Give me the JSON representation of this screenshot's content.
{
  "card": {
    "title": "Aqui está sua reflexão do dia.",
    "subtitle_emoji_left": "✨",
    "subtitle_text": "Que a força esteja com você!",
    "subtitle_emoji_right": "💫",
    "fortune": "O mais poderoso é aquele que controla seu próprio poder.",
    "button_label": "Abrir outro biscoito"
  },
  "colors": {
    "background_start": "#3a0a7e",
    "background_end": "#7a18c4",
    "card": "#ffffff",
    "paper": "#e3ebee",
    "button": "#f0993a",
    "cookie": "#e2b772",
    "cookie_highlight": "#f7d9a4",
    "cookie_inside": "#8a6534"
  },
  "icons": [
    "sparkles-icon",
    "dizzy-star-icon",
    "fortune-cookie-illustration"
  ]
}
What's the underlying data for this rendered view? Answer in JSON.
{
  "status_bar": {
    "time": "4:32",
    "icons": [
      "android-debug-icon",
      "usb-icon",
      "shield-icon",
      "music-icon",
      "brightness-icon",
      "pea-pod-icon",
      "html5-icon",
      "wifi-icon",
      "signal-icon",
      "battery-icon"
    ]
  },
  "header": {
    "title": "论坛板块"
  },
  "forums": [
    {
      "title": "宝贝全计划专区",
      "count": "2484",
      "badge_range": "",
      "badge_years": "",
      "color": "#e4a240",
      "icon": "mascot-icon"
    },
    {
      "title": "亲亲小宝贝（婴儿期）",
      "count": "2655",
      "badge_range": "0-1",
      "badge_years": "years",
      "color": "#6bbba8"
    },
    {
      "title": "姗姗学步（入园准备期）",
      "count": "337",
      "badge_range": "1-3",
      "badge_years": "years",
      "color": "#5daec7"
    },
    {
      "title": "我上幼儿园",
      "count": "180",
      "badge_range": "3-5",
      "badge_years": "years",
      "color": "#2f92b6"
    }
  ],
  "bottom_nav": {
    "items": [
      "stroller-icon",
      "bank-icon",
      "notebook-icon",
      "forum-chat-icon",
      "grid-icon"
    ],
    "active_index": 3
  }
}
==========
## GIVEN EXERCISE
Your task is to gather all lines from the entries above that hold the word "this".

## THE REPLY
Give me the JSON representation of this screenshot's content.
What's the underlying data for this rendered view? Answer in JSON.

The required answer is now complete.